Recorded data

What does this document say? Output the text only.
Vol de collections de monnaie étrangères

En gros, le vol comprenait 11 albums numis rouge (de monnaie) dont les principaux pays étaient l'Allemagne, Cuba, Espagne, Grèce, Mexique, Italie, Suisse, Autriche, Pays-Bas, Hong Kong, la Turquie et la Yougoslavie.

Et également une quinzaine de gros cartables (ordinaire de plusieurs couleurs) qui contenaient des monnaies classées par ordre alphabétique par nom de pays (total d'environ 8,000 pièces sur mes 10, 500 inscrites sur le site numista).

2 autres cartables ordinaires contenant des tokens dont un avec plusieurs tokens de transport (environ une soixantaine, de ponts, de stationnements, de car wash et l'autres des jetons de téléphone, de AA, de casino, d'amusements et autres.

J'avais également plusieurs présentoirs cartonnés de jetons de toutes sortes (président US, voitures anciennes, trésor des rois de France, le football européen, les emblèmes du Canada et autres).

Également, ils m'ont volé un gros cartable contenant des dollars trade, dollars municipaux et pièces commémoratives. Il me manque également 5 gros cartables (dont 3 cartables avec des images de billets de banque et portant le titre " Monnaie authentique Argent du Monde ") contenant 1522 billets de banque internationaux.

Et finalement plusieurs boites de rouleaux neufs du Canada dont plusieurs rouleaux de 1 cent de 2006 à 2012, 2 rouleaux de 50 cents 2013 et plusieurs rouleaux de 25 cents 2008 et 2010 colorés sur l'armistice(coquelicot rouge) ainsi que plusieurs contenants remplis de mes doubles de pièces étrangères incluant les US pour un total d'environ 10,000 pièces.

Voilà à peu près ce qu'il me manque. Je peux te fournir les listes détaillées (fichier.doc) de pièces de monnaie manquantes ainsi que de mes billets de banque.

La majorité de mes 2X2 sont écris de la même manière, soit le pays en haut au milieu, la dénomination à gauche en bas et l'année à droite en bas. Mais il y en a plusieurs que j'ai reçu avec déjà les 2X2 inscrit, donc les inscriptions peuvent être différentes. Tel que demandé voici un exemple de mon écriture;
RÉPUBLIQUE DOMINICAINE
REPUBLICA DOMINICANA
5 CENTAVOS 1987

What the exercise asks: Select and copy every line from the records that includes the word "avec".

The response:
2 autres cartables ordinaires contenant des tokens dont un avec plusieurs tokens de transport (environ une soixantaine, de ponts, de stationnements, de car wash et l'autres des jetons de téléphone, de AA, de casino, d'amusements et autres.
Également, ils m'ont volé un gros cartable contenant des dollars trade, dollars municipaux et pièces commémoratives. Il me manque également 5 gros cartables (dont 3 cartables avec des images de billets de banque et portant le titre " Monnaie authentique Argent du Monde ") contenant 1522 billets de banque internationaux.
La majorité de mes 2X2 sont écris de la même manière, soit le pays en haut au milieu, la dénomination à gauche en bas et l'année à droite en bas. Mais il y en a plusieurs que j'ai reçu avec déjà les 2X2 inscrit, donc les inscriptions peuvent être différentes. Tel que demandé voici un exemple de mon écriture;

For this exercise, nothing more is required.